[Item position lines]

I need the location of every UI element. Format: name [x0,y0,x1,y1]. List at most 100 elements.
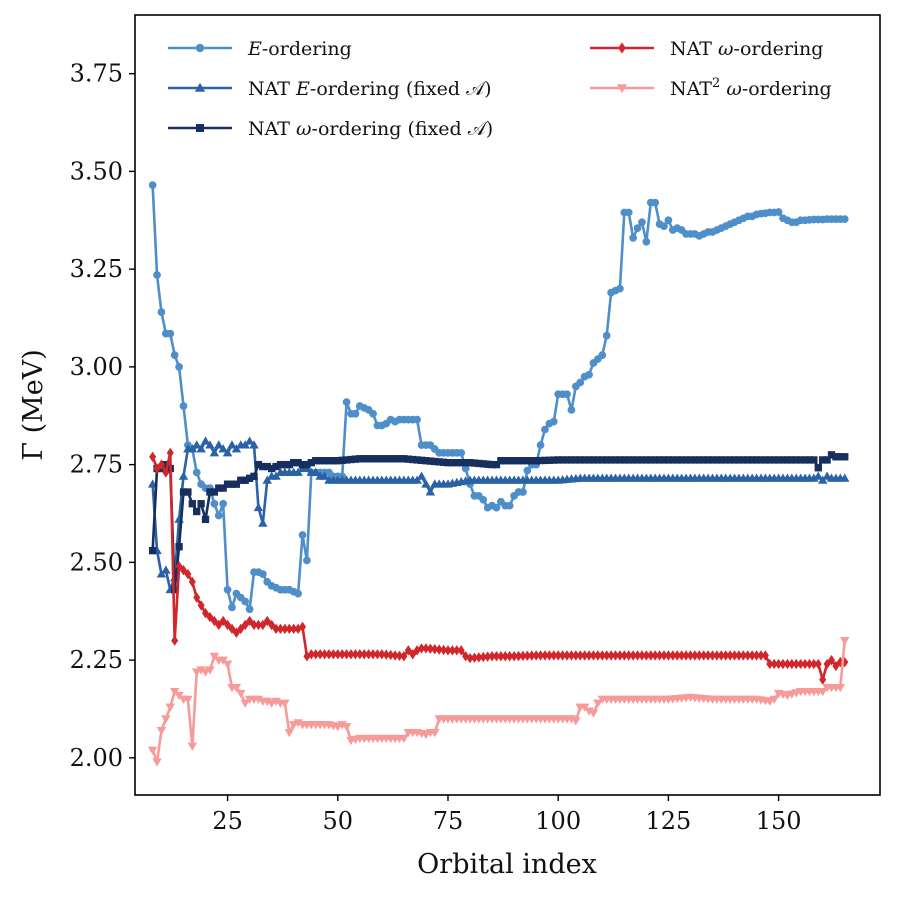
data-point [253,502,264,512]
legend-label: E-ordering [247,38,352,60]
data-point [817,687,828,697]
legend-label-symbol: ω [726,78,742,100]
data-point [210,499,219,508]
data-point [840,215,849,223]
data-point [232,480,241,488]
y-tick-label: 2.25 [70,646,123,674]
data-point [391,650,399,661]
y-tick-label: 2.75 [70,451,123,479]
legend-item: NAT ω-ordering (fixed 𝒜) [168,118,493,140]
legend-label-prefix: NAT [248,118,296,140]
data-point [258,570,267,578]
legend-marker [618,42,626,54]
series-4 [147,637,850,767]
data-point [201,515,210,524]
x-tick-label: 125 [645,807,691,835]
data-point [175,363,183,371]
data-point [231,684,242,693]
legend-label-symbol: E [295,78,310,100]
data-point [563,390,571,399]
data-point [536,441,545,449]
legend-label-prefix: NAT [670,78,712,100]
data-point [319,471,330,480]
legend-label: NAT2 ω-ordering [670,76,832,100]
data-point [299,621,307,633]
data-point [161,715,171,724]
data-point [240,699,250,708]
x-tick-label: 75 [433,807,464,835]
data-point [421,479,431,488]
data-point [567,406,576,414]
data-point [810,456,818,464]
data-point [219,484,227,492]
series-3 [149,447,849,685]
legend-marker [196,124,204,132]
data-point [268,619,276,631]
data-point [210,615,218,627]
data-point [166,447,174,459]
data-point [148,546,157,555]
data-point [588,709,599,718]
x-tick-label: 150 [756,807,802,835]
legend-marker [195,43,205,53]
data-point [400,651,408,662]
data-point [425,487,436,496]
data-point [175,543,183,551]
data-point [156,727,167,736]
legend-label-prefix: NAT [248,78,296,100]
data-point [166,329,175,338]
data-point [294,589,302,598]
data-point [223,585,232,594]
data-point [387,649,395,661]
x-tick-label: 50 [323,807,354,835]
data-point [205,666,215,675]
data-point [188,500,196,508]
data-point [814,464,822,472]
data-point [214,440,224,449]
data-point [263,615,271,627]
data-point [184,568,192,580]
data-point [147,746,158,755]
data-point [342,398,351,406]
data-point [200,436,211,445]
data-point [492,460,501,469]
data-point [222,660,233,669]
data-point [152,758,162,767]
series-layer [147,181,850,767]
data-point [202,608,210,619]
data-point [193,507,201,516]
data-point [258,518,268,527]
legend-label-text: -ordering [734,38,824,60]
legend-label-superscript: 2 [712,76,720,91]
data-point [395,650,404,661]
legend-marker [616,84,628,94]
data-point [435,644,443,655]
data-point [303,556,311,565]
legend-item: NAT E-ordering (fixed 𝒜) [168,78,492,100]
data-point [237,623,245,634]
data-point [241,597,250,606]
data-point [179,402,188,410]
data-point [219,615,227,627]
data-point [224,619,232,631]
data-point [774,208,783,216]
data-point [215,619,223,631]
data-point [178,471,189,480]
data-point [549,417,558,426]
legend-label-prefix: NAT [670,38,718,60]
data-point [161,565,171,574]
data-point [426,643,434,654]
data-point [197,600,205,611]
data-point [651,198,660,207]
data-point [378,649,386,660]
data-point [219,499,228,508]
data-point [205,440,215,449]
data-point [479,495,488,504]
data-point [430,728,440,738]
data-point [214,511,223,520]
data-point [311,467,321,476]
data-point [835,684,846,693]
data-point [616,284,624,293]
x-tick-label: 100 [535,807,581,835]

WRITTEN REQUEST | Repeat the lines above word for word, leaving out the pictures.

EXERCISE RESPONSE |
I need the location of every UI element. Format: name [x0,y0,x1,y1]. List at most 100 elements.
data-point [253,502,264,512]
legend-label: E-ordering [247,38,352,60]
data-point [817,687,828,697]
legend-label-symbol: ω [726,78,742,100]
data-point [210,499,219,508]
data-point [840,215,849,223]
data-point [232,480,241,488]
y-tick-label: 2.25 [70,646,123,674]
data-point [391,650,399,661]
y-tick-label: 2.75 [70,451,123,479]
legend-item: NAT ω-ordering (fixed 𝒜) [168,118,493,140]
legend-label-prefix: NAT [248,118,296,140]
data-point [258,570,267,578]
legend-marker [618,42,626,54]
series-4 [147,637,850,767]
data-point [201,515,210,524]
x-tick-label: 125 [645,807,691,835]
data-point [175,363,183,371]
data-point [231,684,242,693]
legend-label-symbol: E [295,78,310,100]
data-point [563,390,571,399]
data-point [536,441,545,449]
legend-label-prefix: NAT [670,78,712,100]
data-point [319,471,330,480]
legend-label: NAT2 ω-ordering [670,76,832,100]
data-point [299,621,307,633]
data-point [161,715,171,724]
data-point [240,699,250,708]
x-tick-label: 75 [433,807,464,835]
data-point [421,479,431,488]
data-point [567,406,576,414]
data-point [810,456,818,464]
data-point [219,484,227,492]
series-3 [149,447,849,685]
legend-marker [196,124,204,132]
data-point [268,619,276,631]
data-point [210,615,218,627]
data-point [166,447,174,459]
data-point [148,546,157,555]
data-point [588,709,599,718]
x-tick-label: 150 [756,807,802,835]
legend-marker [195,43,205,53]
data-point [400,651,408,662]
data-point [425,487,436,496]
data-point [175,543,183,551]
data-point [156,727,167,736]
legend-label-prefix: NAT [248,78,296,100]
data-point [166,329,175,338]
data-point [294,589,302,598]
data-point [223,585,232,594]
data-point [387,649,395,661]
x-tick-label: 50 [323,807,354,835]
data-point [205,666,215,675]
data-point [188,500,196,508]
data-point [814,464,822,472]
data-point [214,440,224,449]
data-point [263,615,271,627]
data-point [184,568,192,580]
data-point [147,746,158,755]
data-point [342,398,351,406]
data-point [200,436,211,445]
data-point [492,460,501,469]
data-point [222,660,233,669]
data-point [152,758,162,767]
series-layer [147,181,850,767]
data-point [202,608,210,619]
data-point [193,507,201,516]
data-point [258,518,268,527]
legend-label-text: -ordering [734,38,824,60]
legend-label-superscript: 2 [712,76,720,91]
data-point [395,650,404,661]
legend-marker [616,84,628,94]
data-point [435,644,443,655]
data-point [303,556,311,565]
legend-item: NAT E-ordering (fixed 𝒜) [168,78,492,100]
data-point [237,623,245,634]
data-point [241,597,250,606]
data-point [179,402,188,410]
data-point [219,615,227,627]
data-point [224,619,232,631]
data-point [774,208,783,216]
data-point [215,619,223,631]
data-point [178,471,189,480]
data-point [549,417,558,426]
legend-label-prefix: NAT [670,38,718,60]
data-point [161,565,171,574]
data-point [426,643,434,654]
data-point [197,600,205,611]
data-point [651,198,660,207]
data-point [378,649,386,660]
data-point [219,499,228,508]
data-point [205,440,215,449]
data-point [479,495,488,504]
data-point [430,728,440,738]
data-point [214,511,223,520]
data-point [311,467,321,476]
data-point [835,684,846,693]
data-point [616,284,624,293]
x-tick-label: 100 [535,807,581,835]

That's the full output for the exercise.